## [Instruction]
Print everything from the start of the items down to the line that contains "table-row-qty: 0,65 xyxy=(1362,1501,1441,1539)", reproducing each line unchanged.

## [Extracted data]
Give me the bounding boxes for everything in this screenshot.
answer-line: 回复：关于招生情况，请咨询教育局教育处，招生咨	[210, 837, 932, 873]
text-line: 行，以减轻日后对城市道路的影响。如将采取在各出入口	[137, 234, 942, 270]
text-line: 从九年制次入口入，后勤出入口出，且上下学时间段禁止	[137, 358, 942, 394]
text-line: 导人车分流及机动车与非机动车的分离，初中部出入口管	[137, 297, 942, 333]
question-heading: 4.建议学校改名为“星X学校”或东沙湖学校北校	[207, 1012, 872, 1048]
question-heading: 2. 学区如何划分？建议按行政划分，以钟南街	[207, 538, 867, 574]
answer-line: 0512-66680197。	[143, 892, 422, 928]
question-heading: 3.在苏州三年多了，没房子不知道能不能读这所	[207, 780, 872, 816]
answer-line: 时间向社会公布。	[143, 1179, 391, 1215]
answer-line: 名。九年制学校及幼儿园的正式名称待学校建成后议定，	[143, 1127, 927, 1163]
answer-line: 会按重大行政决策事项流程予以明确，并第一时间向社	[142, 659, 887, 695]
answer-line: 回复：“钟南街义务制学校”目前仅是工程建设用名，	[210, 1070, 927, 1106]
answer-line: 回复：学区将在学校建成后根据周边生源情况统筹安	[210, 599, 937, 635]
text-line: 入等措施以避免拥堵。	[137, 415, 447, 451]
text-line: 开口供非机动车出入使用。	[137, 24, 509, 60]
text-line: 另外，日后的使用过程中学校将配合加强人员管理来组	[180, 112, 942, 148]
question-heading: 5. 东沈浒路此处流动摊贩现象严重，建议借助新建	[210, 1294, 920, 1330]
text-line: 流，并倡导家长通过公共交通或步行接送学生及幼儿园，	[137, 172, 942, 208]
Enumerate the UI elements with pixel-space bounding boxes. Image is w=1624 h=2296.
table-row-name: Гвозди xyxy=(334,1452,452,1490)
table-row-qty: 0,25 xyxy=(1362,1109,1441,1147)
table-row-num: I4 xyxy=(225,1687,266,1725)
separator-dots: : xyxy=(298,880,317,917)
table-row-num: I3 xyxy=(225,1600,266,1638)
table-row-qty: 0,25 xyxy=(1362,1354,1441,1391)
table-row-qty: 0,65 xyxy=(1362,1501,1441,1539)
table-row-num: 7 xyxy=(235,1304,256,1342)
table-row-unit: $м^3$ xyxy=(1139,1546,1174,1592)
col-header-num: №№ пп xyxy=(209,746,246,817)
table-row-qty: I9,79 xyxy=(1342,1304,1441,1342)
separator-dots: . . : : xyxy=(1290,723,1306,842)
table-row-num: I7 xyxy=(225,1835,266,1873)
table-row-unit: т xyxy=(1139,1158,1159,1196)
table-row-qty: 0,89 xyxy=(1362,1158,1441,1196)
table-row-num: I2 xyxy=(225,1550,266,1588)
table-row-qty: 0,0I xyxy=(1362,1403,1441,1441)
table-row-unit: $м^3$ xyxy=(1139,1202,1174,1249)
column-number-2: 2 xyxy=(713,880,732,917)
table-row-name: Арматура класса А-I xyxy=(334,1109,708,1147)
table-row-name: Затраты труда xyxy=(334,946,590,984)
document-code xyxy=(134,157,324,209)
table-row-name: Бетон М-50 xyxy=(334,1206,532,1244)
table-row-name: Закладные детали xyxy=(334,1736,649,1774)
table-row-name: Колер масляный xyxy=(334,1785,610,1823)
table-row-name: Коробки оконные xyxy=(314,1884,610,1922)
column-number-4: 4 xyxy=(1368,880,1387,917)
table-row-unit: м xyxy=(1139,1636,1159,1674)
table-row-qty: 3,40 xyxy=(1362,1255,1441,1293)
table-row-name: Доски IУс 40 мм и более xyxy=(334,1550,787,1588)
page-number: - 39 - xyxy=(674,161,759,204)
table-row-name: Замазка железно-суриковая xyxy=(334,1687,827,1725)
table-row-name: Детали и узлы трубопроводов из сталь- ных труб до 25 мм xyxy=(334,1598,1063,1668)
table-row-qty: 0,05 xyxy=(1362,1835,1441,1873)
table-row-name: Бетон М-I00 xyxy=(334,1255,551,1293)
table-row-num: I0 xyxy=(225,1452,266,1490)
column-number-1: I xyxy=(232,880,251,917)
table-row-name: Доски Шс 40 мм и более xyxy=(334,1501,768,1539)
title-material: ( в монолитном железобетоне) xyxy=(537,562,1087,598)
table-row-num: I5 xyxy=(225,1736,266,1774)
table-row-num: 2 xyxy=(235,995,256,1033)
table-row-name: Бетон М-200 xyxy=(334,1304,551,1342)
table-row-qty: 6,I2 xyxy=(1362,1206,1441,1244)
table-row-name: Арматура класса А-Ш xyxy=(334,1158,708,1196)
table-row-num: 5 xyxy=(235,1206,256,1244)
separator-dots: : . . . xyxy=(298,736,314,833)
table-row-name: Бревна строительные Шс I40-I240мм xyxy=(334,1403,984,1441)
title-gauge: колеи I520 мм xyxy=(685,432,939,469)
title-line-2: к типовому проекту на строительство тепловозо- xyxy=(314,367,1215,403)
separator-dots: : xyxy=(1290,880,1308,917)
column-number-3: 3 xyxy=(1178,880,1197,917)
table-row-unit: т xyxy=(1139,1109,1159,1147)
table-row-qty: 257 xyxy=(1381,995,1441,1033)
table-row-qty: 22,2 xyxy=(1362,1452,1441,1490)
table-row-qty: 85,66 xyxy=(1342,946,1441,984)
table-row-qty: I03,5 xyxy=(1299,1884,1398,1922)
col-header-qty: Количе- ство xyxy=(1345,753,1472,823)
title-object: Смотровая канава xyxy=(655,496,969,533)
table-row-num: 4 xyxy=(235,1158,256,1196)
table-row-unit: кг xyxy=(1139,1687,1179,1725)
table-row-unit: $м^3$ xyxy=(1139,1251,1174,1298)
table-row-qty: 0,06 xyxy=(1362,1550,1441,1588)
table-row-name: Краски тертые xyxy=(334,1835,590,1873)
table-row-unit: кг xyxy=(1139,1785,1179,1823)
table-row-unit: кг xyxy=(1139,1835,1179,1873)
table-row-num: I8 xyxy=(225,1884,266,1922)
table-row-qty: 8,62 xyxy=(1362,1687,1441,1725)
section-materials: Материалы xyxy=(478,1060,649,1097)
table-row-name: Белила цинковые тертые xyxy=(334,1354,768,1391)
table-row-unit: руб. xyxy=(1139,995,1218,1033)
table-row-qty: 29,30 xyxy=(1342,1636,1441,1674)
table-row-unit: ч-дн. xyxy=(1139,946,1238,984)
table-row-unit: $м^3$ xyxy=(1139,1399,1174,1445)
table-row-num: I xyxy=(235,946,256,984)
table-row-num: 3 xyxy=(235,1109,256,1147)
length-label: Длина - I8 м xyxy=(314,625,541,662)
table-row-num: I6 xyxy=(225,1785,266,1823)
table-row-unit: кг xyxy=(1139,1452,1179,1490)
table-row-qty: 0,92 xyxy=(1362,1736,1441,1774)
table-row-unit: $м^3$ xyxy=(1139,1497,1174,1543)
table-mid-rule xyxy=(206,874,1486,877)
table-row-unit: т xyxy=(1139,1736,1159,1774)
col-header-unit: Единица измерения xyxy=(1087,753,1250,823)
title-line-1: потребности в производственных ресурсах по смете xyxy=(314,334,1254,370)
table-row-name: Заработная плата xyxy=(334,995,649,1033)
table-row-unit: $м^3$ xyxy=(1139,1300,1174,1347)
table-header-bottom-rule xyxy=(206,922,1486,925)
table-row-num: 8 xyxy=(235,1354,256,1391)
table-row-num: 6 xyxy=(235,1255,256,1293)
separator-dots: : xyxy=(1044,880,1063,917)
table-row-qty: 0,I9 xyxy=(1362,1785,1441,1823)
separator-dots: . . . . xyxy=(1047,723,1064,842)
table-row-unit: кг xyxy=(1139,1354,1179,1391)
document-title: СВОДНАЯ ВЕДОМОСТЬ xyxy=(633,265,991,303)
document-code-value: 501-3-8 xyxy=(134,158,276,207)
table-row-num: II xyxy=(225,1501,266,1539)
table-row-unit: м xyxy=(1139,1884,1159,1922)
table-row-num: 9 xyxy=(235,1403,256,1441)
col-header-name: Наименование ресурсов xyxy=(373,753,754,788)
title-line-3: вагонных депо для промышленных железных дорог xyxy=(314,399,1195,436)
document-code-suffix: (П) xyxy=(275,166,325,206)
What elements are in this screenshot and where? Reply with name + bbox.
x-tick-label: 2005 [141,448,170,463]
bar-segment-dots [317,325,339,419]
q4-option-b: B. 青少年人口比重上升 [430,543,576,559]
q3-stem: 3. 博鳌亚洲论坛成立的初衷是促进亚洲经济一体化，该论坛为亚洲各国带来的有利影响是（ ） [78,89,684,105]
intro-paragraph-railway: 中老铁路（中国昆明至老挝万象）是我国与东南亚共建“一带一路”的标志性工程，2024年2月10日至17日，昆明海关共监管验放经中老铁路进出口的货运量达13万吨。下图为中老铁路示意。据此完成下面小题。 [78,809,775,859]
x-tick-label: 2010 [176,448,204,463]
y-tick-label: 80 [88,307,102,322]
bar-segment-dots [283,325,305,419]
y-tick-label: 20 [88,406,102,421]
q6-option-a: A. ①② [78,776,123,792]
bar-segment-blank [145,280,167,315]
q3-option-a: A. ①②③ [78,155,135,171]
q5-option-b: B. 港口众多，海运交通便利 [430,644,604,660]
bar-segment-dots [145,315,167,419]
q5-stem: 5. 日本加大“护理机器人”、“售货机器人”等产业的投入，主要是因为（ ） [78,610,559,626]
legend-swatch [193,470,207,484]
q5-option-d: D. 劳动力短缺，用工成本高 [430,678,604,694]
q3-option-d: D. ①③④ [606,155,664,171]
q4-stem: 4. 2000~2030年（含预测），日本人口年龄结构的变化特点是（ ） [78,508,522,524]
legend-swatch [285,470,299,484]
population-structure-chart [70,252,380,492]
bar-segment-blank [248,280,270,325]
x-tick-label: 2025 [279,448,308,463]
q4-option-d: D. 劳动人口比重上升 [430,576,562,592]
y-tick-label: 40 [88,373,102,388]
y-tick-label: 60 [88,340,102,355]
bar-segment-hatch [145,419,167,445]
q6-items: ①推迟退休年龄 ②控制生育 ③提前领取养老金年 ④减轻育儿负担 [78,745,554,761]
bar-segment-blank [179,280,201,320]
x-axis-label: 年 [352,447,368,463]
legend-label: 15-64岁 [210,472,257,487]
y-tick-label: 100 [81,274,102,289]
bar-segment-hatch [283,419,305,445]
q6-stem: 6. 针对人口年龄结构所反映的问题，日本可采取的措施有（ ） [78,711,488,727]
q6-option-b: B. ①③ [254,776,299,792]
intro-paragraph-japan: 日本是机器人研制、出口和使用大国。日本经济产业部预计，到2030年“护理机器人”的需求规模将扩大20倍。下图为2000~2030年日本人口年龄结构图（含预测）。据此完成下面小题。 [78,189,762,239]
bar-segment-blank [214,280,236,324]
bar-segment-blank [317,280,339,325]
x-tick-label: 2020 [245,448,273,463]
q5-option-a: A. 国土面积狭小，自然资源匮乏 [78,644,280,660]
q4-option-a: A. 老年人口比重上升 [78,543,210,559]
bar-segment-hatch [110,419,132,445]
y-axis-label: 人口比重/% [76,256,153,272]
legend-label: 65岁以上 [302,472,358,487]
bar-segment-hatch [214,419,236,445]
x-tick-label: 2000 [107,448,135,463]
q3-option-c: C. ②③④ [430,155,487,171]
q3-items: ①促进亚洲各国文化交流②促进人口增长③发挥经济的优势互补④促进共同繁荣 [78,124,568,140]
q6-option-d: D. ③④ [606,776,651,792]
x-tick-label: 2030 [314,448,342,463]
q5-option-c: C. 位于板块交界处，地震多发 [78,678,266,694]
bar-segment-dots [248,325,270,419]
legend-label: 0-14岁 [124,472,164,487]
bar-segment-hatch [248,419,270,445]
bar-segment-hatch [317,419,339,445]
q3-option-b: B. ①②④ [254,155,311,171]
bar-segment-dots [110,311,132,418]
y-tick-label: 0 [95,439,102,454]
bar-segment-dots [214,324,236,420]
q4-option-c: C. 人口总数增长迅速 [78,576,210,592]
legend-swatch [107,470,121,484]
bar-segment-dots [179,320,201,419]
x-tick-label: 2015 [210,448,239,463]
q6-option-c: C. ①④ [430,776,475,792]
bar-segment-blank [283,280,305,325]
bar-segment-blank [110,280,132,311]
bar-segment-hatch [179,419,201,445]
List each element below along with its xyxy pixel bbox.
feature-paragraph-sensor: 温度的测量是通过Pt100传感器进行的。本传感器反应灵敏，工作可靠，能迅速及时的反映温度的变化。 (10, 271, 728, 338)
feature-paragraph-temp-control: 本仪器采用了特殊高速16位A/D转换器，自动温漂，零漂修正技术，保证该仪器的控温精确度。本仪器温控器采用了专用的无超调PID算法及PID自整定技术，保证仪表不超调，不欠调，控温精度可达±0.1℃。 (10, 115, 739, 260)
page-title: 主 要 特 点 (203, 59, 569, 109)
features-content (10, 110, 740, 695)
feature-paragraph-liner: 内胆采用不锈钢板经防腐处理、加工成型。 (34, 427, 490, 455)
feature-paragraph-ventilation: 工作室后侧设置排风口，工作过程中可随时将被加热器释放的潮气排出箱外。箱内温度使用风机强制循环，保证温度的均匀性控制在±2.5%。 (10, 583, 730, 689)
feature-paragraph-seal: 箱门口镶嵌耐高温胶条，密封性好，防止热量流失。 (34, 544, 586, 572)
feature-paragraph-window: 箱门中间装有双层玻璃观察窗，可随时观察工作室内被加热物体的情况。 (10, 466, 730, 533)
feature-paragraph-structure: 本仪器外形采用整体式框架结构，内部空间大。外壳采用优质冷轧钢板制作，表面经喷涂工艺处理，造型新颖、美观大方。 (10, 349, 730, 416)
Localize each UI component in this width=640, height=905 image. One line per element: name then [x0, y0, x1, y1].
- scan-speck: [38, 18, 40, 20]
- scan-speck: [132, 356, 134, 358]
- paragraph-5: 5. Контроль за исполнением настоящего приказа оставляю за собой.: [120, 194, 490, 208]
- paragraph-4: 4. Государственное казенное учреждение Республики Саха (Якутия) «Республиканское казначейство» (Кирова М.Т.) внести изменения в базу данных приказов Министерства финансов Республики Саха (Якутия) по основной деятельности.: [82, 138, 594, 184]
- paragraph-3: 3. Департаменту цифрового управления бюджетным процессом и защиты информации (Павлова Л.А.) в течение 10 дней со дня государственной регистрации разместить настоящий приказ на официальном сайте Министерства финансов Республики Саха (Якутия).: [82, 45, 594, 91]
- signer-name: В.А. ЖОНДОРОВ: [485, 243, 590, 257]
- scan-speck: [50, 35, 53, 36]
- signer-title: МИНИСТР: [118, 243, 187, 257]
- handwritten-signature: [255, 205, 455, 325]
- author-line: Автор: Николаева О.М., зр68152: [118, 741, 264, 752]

## [Solution]
Give me the bounding boxes for everything in this screenshot.
answer-line: 回复：关于招生情况，请咨询教育局教育处，招生咨	[210, 837, 932, 873]
text-line: 行，以减轻日后对城市道路的影响。如将采取在各出入口	[137, 234, 942, 270]
text-line: 从九年制次入口入，后勤出入口出，且上下学时间段禁止	[137, 358, 942, 394]
text-line: 导人车分流及机动车与非机动车的分离，初中部出入口管	[137, 297, 942, 333]
question-heading: 4.建议学校改名为“星X学校”或东沙湖学校北校	[207, 1012, 872, 1048]
question-heading: 2. 学区如何划分？建议按行政划分，以钟南街	[207, 538, 867, 574]
answer-line: 0512-66680197。	[143, 892, 422, 928]
question-heading: 3.在苏州三年多了，没房子不知道能不能读这所	[207, 780, 872, 816]
answer-line: 时间向社会公布。	[143, 1179, 391, 1215]
answer-line: 名。九年制学校及幼儿园的正式名称待学校建成后议定，	[143, 1127, 927, 1163]
answer-line: 会按重大行政决策事项流程予以明确，并第一时间向社	[142, 659, 887, 695]
answer-line: 回复：“钟南街义务制学校”目前仅是工程建设用名，	[210, 1070, 927, 1106]
answer-line: 回复：学区将在学校建成后根据周边生源情况统筹安	[210, 599, 937, 635]
text-line: 入等措施以避免拥堵。	[137, 415, 447, 451]
text-line: 开口供非机动车出入使用。	[137, 24, 509, 60]
text-line: 另外，日后的使用过程中学校将配合加强人员管理来组	[180, 112, 942, 148]
question-heading: 5. 东沈浒路此处流动摊贩现象严重，建议借助新建	[210, 1294, 920, 1330]
text-line: 流，并倡导家长通过公共交通或步行接送学生及幼儿园，	[137, 172, 942, 208]
Enumerate the UI elements with pixel-space bounding boxes. Image is w=1624 h=2296.
table-row-name: Гвозди xyxy=(334,1452,452,1490)
table-row-qty: 0,25 xyxy=(1362,1109,1441,1147)
table-row-num: I4 xyxy=(225,1687,266,1725)
separator-dots: : xyxy=(298,880,317,917)
table-row-num: I3 xyxy=(225,1600,266,1638)
table-row-qty: 0,25 xyxy=(1362,1354,1441,1391)
table-row-qty: 0,65 xyxy=(1362,1501,1441,1539)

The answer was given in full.